Stated problem:
Collect all lines from the listing that include the string "likwidację".

Record list:
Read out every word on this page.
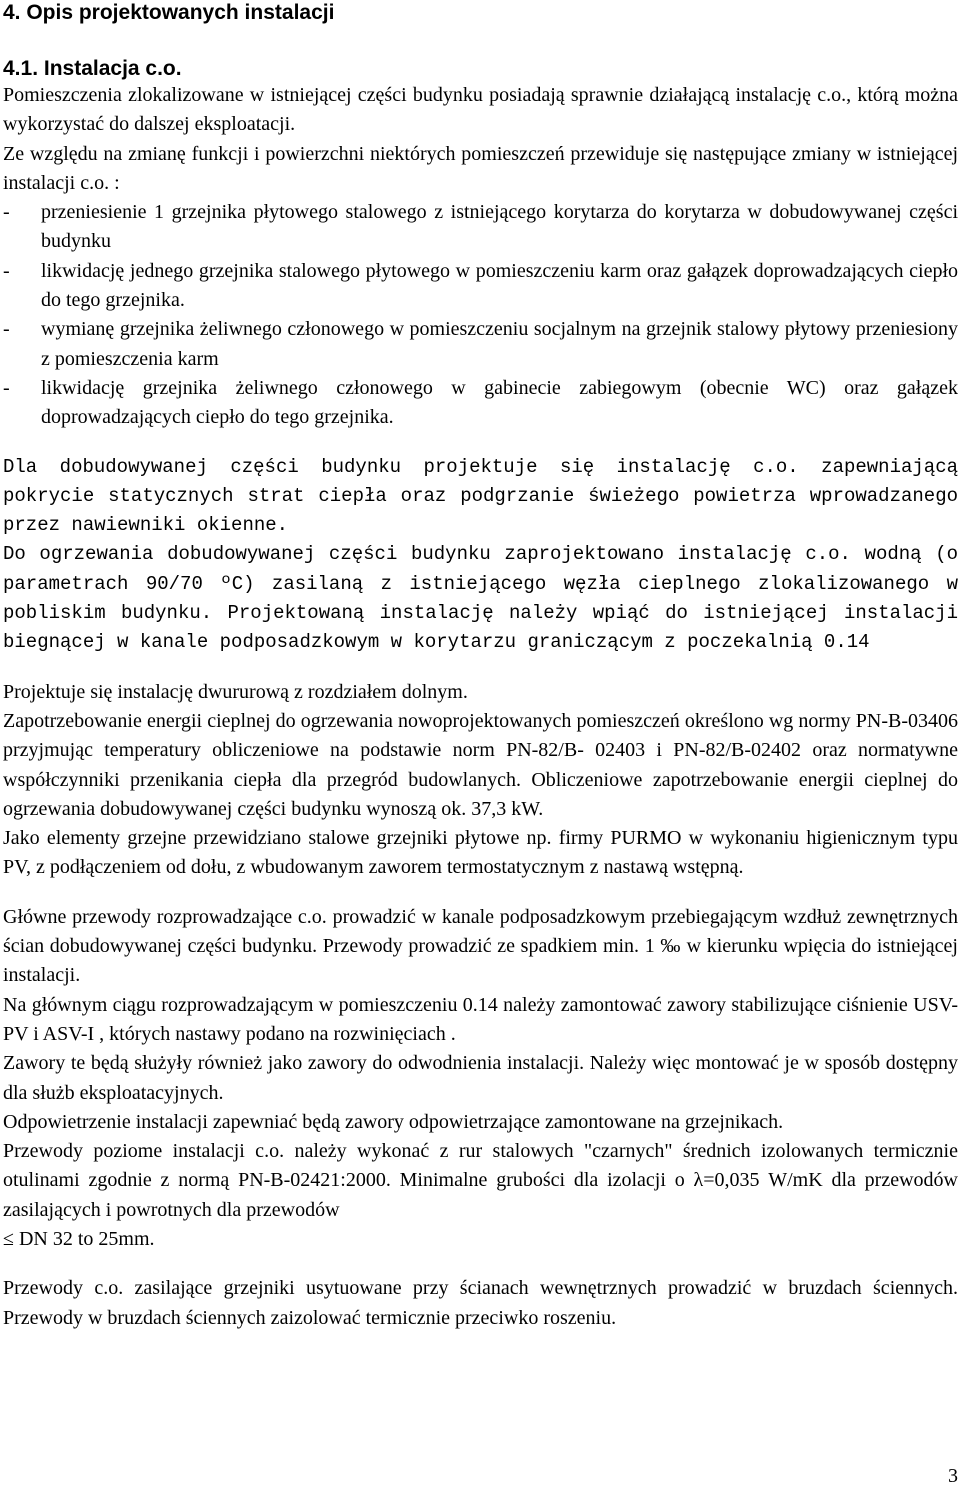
4. Opis projektowanych instalacji
4.1. Instalacja c.o.

Pomieszczenia zlokalizowane w istniejącej części budynku posiadają sprawnie działającą instalację c.o., którą można wykorzystać do dalszej eksploatacji.

Ze względu na zmianę funkcji i powierzchni niektórych pomieszczeń przewiduje się następujące zmiany w istniejącej instalacji c.o. :

-	przeniesienie 1 grzejnika płytowego stalowego z istniejącego korytarza do korytarza w dobudowywanej części budynku
-	likwidację jednego grzejnika stalowego płytowego w pomieszczeniu karm oraz gałązek doprowadzających ciepło do tego grzejnika.
-	wymianę grzejnika żeliwnego członowego w pomieszczeniu socjalnym na grzejnik stalowy płytowy przeniesiony z pomieszczenia karm
-	likwidację grzejnika żeliwnego członowego w gabinecie zabiegowym (obecnie WC) oraz gałązek doprowadzających ciepło do tego grzejnika.

Dla dobudowywanej części budynku projektuje się instalację c.o. zapewniającą pokrycie statycznych strat ciepła oraz podgrzanie świeżego powietrza wprowadzanego przez nawiewniki okienne.

Do ogrzewania dobudowywanej części budynku zaprojektowano instalację c.o. wodną (o parametrach 90/70 ºC) zasilaną z istniejącego węzła cieplnego zlokalizowanego w pobliskim budynku. Projektowaną instalację należy wpiąć do istniejącej instalacji biegnącej w kanale podposadzkowym w korytarzu graniczącym z poczekalnią 0.14

Projektuje się instalację dwururową z rozdziałem dolnym.

Zapotrzebowanie energii cieplnej do ogrzewania nowoprojektowanych pomieszczeń określono wg normy PN-B-03406 przyjmując temperatury obliczeniowe na podstawie norm PN-82/B- 02403 i PN-82/B-02402 oraz normatywne współczynniki przenikania ciepła dla przegród budowlanych. Obliczeniowe zapotrzebowanie energii cieplnej do ogrzewania dobudowywanej części budynku wynoszą ok. 37,3 kW.

Jako elementy grzejne przewidziano stalowe grzejniki płytowe np. firmy PURMO w wykonaniu higienicznym typu PV, z podłączeniem od dołu, z wbudowanym zaworem termostatycznym z nastawą wstępną.

Główne przewody rozprowadzające c.o. prowadzić w kanale podposadzkowym przebiegającym wzdłuż zewnętrznych ścian dobudowywanej części budynku. Przewody prowadzić ze spadkiem min. 1 ‰ w kierunku wpięcia do istniejącej instalacji.

Na głównym ciągu rozprowadzającym w pomieszczeniu 0.14 należy zamontować zawory stabilizujące ciśnienie USV-PV i ASV-I , których nastawy podano na rozwinięciach .

Zawory te będą służyły również jako zawory do odwodnienia instalacji. Należy więc montować je w sposób dostępny dla służb eksploatacyjnych.

Odpowietrzenie instalacji zapewniać będą zawory odpowietrzające zamontowane na grzejnikach.

Przewody poziome instalacji c.o. należy wykonać z rur stalowych "czarnych" średnich izolowanych termicznie otulinami zgodnie z normą PN-B-02421:2000. Minimalne grubości dla izolacji o λ=0,035 W/mK dla przewodów zasilających i powrotnych dla przewodów

≤ DN 32 to 25mm.

Przewody c.o. zasilające grzejniki usytuowane przy ścianach wewnętrznych prowadzić w bruzdach ściennych. Przewody w bruzdach ściennych zaizolować termicznie przeciwko roszeniu.

3
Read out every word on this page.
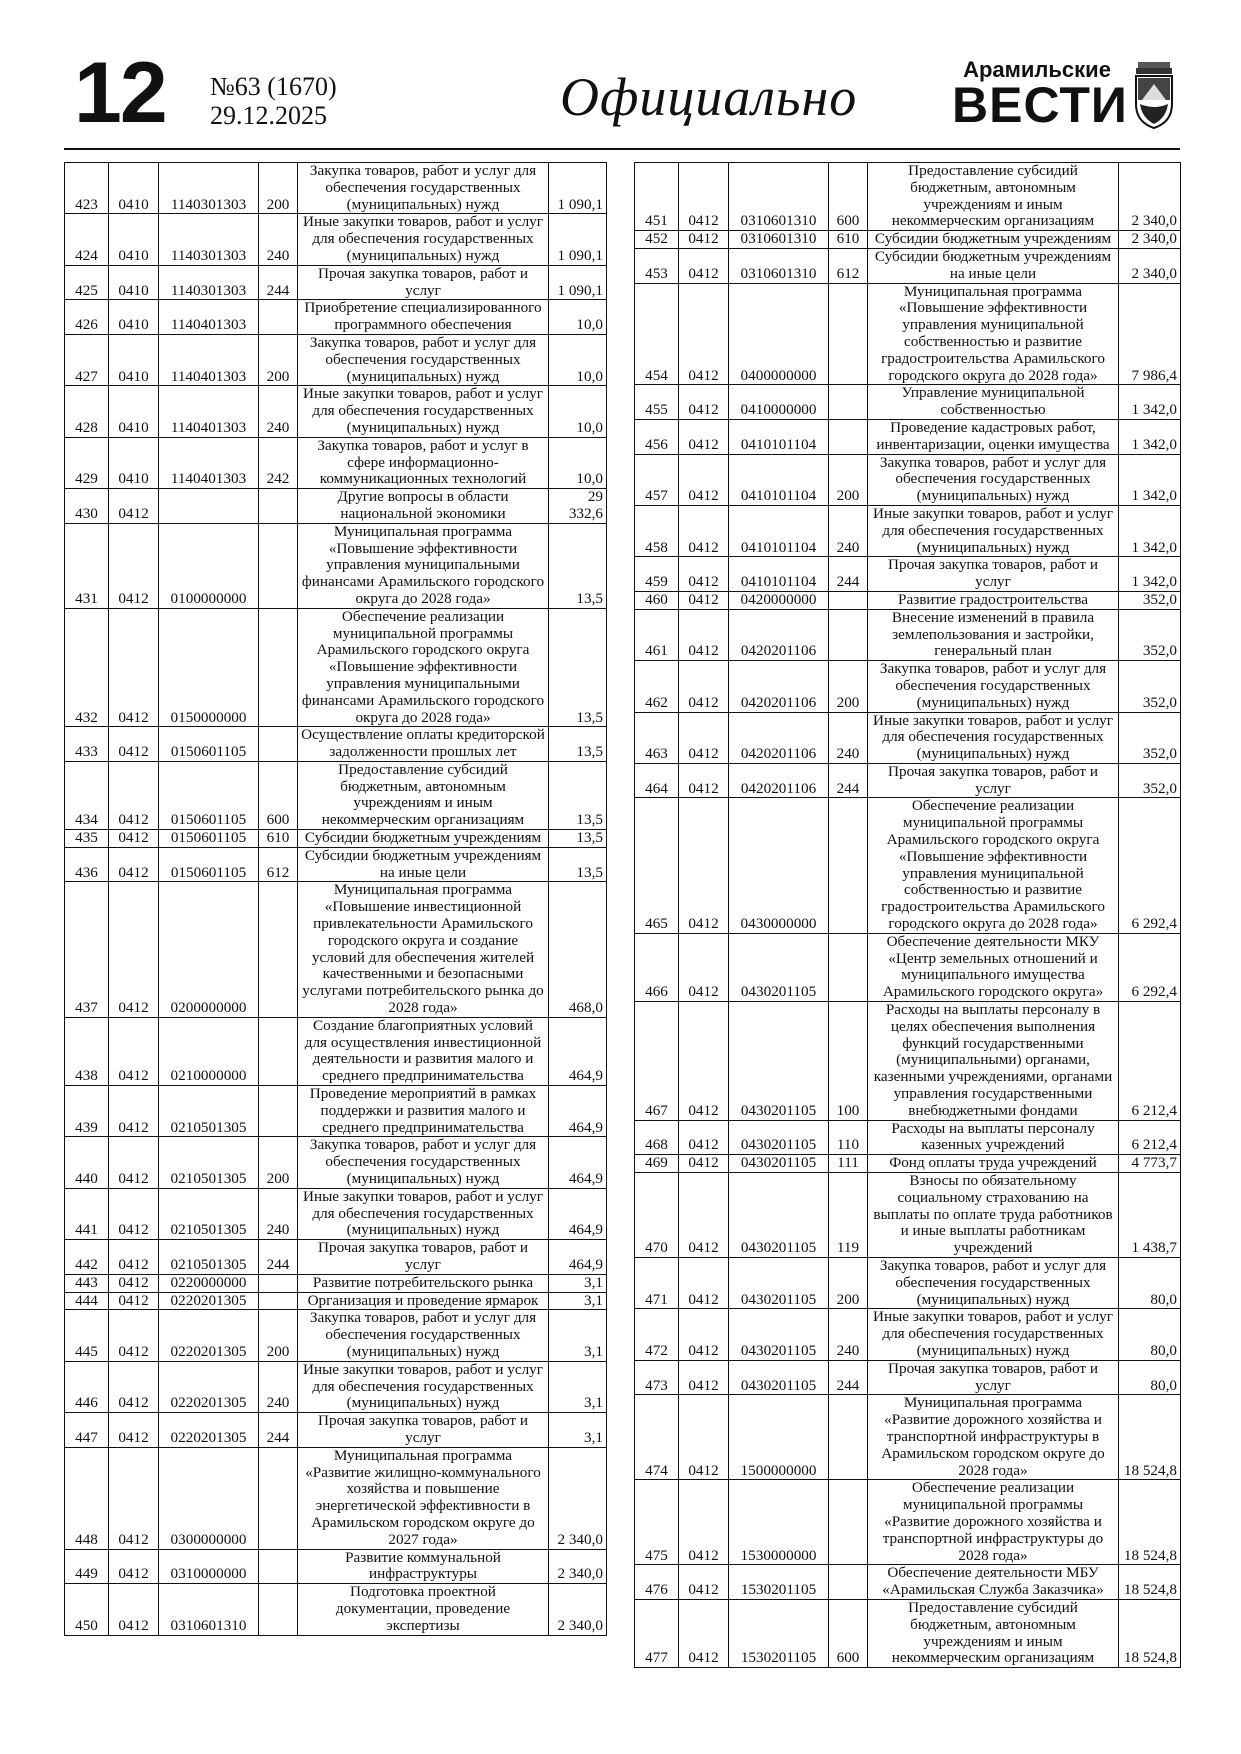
12 №63 (1670)
29.12.2025	Официально	Арамильские
ВЕСТИ
423	0410	1140301303	200	Закупка товаров, работ и услуг для обеспечения государственных (муниципальных) нужд	1 090,1
424	0410	1140301303	240	Иные закупки товаров, работ и услуг для обеспечения государственных (муниципальных) нужд	1 090,1
425	0410	1140301303	244	Прочая закупка товаров, работ и услуг	1 090,1
426	0410	1140401303		Приобретение специализированного программного обеспечения	10,0
427	0410	1140401303	200	Закупка товаров, работ и услуг для обеспечения государственных (муниципальных) нужд	10,0
428	0410	1140401303	240	Иные закупки товаров, работ и услуг для обеспечения государственных (муниципальных) нужд	10,0
429	0410	1140401303	242	Закупка товаров, работ и услуг в сфере информационно-коммуникационных технологий	10,0
430	0412			Другие вопросы в области национальной экономики	29 332,6
431	0412	0100000000		Муниципальная программа «Повышение эффективности управления муниципальными финансами Арамильского городского округа до 2028 года»	13,5
432	0412	0150000000		Обеспечение реализации муниципальной программы Арамильского городского округа «Повышение эффективности управления муниципальными финансами Арамильского городского округа до 2028 года»	13,5
433	0412	0150601105		Осуществление оплаты кредиторской задолженности прошлых лет	13,5
434	0412	0150601105	600	Предоставление субсидий бюджетным, автономным учреждениям и иным некоммерческим организациям	13,5
435	0412	0150601105	610	Субсидии бюджетным учреждениям	13,5
436	0412	0150601105	612	Субсидии бюджетным учреждениям на иные цели	13,5
437	0412	0200000000		Муниципальная программа «Повышение инвестиционной привлекательности Арамильского городского округа и создание условий для обеспечения жителей качественными и безопасными услугами потребительского рынка до 2028 года»	468,0
438	0412	0210000000		Создание благоприятных условий для осуществления инвестиционной деятельности и развития малого и среднего предпринимательства	464,9
439	0412	0210501305		Проведение мероприятий в рамках поддержки и развития малого и среднего предпринимательства	464,9
440	0412	0210501305	200	Закупка товаров, работ и услуг для обеспечения государственных (муниципальных) нужд	464,9
441	0412	0210501305	240	Иные закупки товаров, работ и услуг для обеспечения государственных (муниципальных) нужд	464,9
442	0412	0210501305	244	Прочая закупка товаров, работ и услуг	464,9
443	0412	0220000000		Развитие потребительского рынка	3,1
444	0412	0220201305		Организация и проведение ярмарок	3,1
445	0412	0220201305	200	Закупка товаров, работ и услуг для обеспечения государственных (муниципальных) нужд	3,1
446	0412	0220201305	240	Иные закупки товаров, работ и услуг для обеспечения государственных (муниципальных) нужд	3,1
447	0412	0220201305	244	Прочая закупка товаров, работ и услуг	3,1
448	0412	0300000000		Муниципальная программа «Развитие жилищно-коммунального хозяйства и повышение энергетической эффективности в Арамильском городском округе до 2027 года»	2 340,0
449	0412	0310000000		Развитие коммунальной инфраструктуры	2 340,0
450	0412	0310601310		Подготовка проектной документации, проведение экспертизы	2 340,0
451	0412	0310601310	600	Предоставление субсидий бюджетным, автономным учреждениям и иным некоммерческим организациям	2 340,0
452	0412	0310601310	610	Субсидии бюджетным учреждениям	2 340,0
453	0412	0310601310	612	Субсидии бюджетным учреждениям на иные цели	2 340,0
454	0412	0400000000		Муниципальная программа «Повышение эффективности управления муниципальной собственностью и развитие градостроительства Арамильского городского округа до 2028 года»	7 986,4
455	0412	0410000000		Управление муниципальной собственностью	1 342,0
456	0412	0410101104		Проведение кадастровых работ, инвентаризации, оценки имущества	1 342,0
457	0412	0410101104	200	Закупка товаров, работ и услуг для обеспечения государственных (муниципальных) нужд	1 342,0
458	0412	0410101104	240	Иные закупки товаров, работ и услуг для обеспечения государственных (муниципальных) нужд	1 342,0
459	0412	0410101104	244	Прочая закупка товаров, работ и услуг	1 342,0
460	0412	0420000000		Развитие градостроительства	352,0
461	0412	0420201106		Внесение изменений в правила землепользования и застройки, генеральный план	352,0
462	0412	0420201106	200	Закупка товаров, работ и услуг для обеспечения государственных (муниципальных) нужд	352,0
463	0412	0420201106	240	Иные закупки товаров, работ и услуг для обеспечения государственных (муниципальных) нужд	352,0
464	0412	0420201106	244	Прочая закупка товаров, работ и услуг	352,0
465	0412	0430000000		Обеспечение реализации муниципальной программы Арамильского городского округа «Повышение эффективности управления муниципальной собственностью и развитие градостроительства Арамильского городского округа до 2028 года»	6 292,4
466	0412	0430201105		Обеспечение деятельности МКУ «Центр земельных отношений и муниципального имущества Арамильского городского округа»	6 292,4
467	0412	0430201105	100	Расходы на выплаты персоналу в целях обеспечения выполнения функций государственными (муниципальными) органами, казенными учреждениями, органами управления государственными внебюджетными фондами	6 212,4
468	0412	0430201105	110	Расходы на выплаты персоналу казенных учреждений	6 212,4
469	0412	0430201105	111	Фонд оплаты труда учреждений	4 773,7
470	0412	0430201105	119	Взносы по обязательному социальному страхованию на выплаты по оплате труда работников и иные выплаты работникам учреждений	1 438,7
471	0412	0430201105	200	Закупка товаров, работ и услуг для обеспечения государственных (муниципальных) нужд	80,0
472	0412	0430201105	240	Иные закупки товаров, работ и услуг для обеспечения государственных (муниципальных) нужд	80,0
473	0412	0430201105	244	Прочая закупка товаров, работ и услуг	80,0
474	0412	1500000000		Муниципальная программа «Развитие дорожного хозяйства и транспортной инфраструктуры в Арамильском городском округе до 2028 года»	18 524,8
475	0412	1530000000		Обеспечение реализации муниципальной программы «Развитие дорожного хозяйства и транспортной инфраструктуры до 2028 года»	18 524,8
476	0412	1530201105		Обеспечение деятельности МБУ «Арамильская Служба Заказчика»	18 524,8
477	0412	1530201105	600	Предоставление субсидий бюджетным, автономным учреждениям и иным некоммерческим организациям	18 524,8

Response to this exercise:
-	likwidację jednego grzejnika stalowego płytowego w pomieszczeniu karm oraz gałązek doprowadzających ciepło do tego grzejnika.
-	likwidację grzejnika żeliwnego członowego w gabinecie zabiegowym (obecnie WC) oraz gałązek doprowadzających ciepło do tego grzejnika.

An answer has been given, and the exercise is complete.